Repeat, exactly and completely, the material that follows. Omit the pictures.
** BEGIN **
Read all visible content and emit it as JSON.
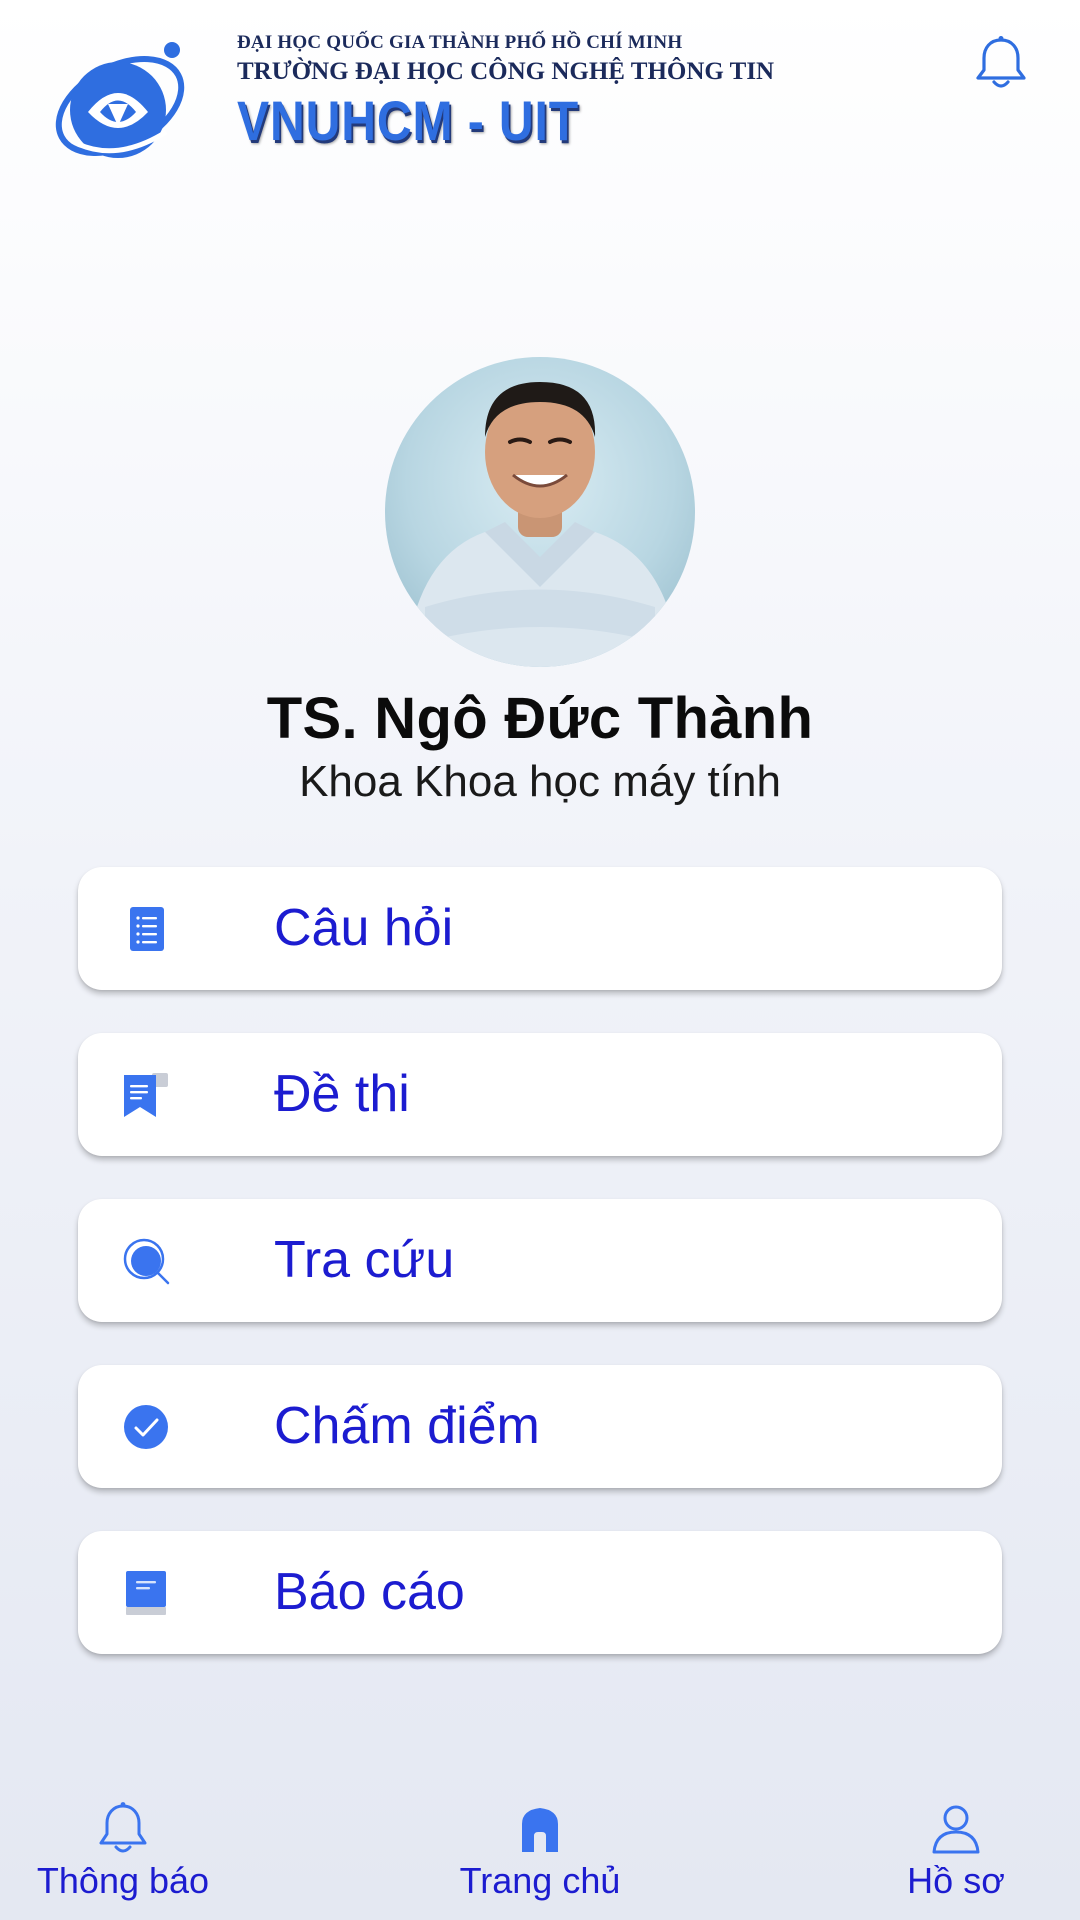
{
  "header": {
    "university_line1": "ĐẠI HỌC QUỐC GIA THÀNH PHỐ HỒ CHÍ MINH",
    "university_line2": "TRƯỜNG ĐẠI HỌC CÔNG NGHỆ THÔNG TIN",
    "university_short": "VNUHCM - UIT",
    "notification_icon": "bell-icon"
  },
  "profile": {
    "name": "TS. Ngô Đức Thành",
    "department": "Khoa Khoa học máy tính"
  },
  "menu": {
    "items": [
      {
        "label": "Câu hỏi",
        "icon": "question-list-icon"
      },
      {
        "label": "Đề thi",
        "icon": "exam-icon"
      },
      {
        "label": "Tra cứu",
        "icon": "search-icon"
      },
      {
        "label": "Chấm điểm",
        "icon": "check-circle-icon"
      },
      {
        "label": "Báo cáo",
        "icon": "report-book-icon"
      }
    ]
  },
  "bottom_nav": {
    "items": [
      {
        "label": "Thông báo",
        "icon": "bell-icon"
      },
      {
        "label": "Trang chủ",
        "icon": "home-icon",
        "active": true
      },
      {
        "label": "Hồ sơ",
        "icon": "profile-icon"
      }
    ]
  },
  "colors": {
    "accent": "#2f6ee0",
    "label_blue": "#1c1cd0",
    "icon_blue": "#3a74ef"
  }
}
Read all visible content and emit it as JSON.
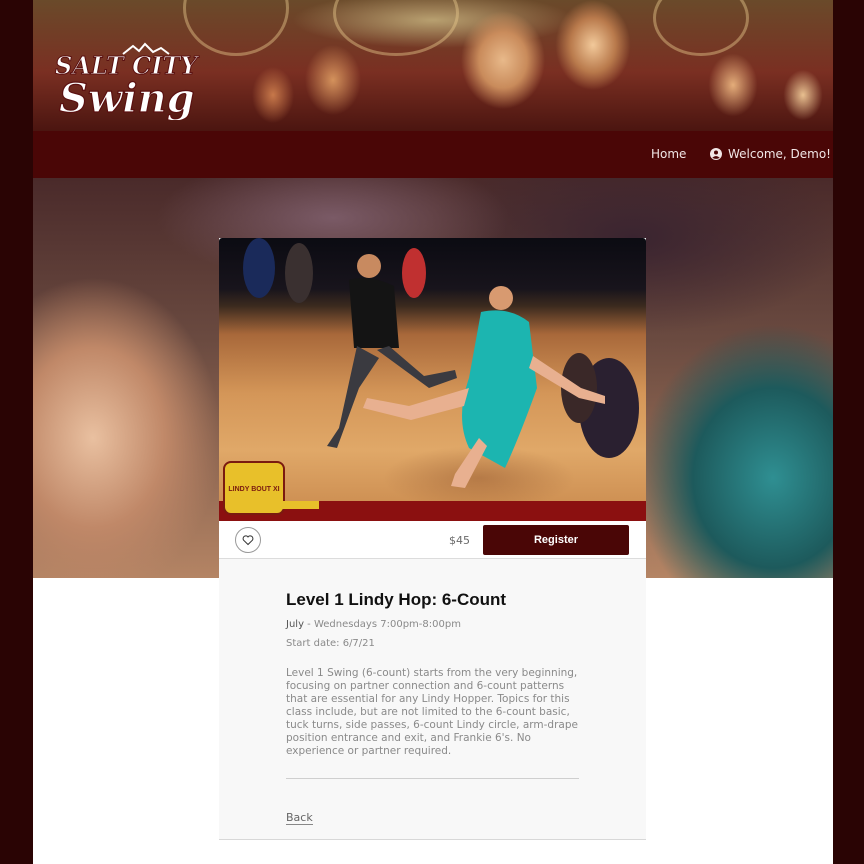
** END **
### Task answer
Read all visible content and emit it as JSON.
{
  "header": {
    "university_line1": "ĐẠI HỌC QUỐC GIA THÀNH PHỐ HỒ CHÍ MINH",
    "university_line2": "TRƯỜNG ĐẠI HỌC CÔNG NGHỆ THÔNG TIN",
    "university_short": "VNUHCM - UIT",
    "notification_icon": "bell-icon"
  },
  "profile": {
    "name": "TS. Ngô Đức Thành",
    "department": "Khoa Khoa học máy tính"
  },
  "menu": {
    "items": [
      {
        "label": "Câu hỏi",
        "icon": "question-list-icon"
      },
      {
        "label": "Đề thi",
        "icon": "exam-icon"
      },
      {
        "label": "Tra cứu",
        "icon": "search-icon"
      },
      {
        "label": "Chấm điểm",
        "icon": "check-circle-icon"
      },
      {
        "label": "Báo cáo",
        "icon": "report-book-icon"
      }
    ]
  },
  "bottom_nav": {
    "items": [
      {
        "label": "Thông báo",
        "icon": "bell-icon"
      },
      {
        "label": "Trang chủ",
        "icon": "home-icon",
        "active": true
      },
      {
        "label": "Hồ sơ",
        "icon": "profile-icon"
      }
    ]
  },
  "colors": {
    "accent": "#2f6ee0",
    "label_blue": "#1c1cd0",
    "icon_blue": "#3a74ef"
  }
}
Read all visible content and emit it as JSON.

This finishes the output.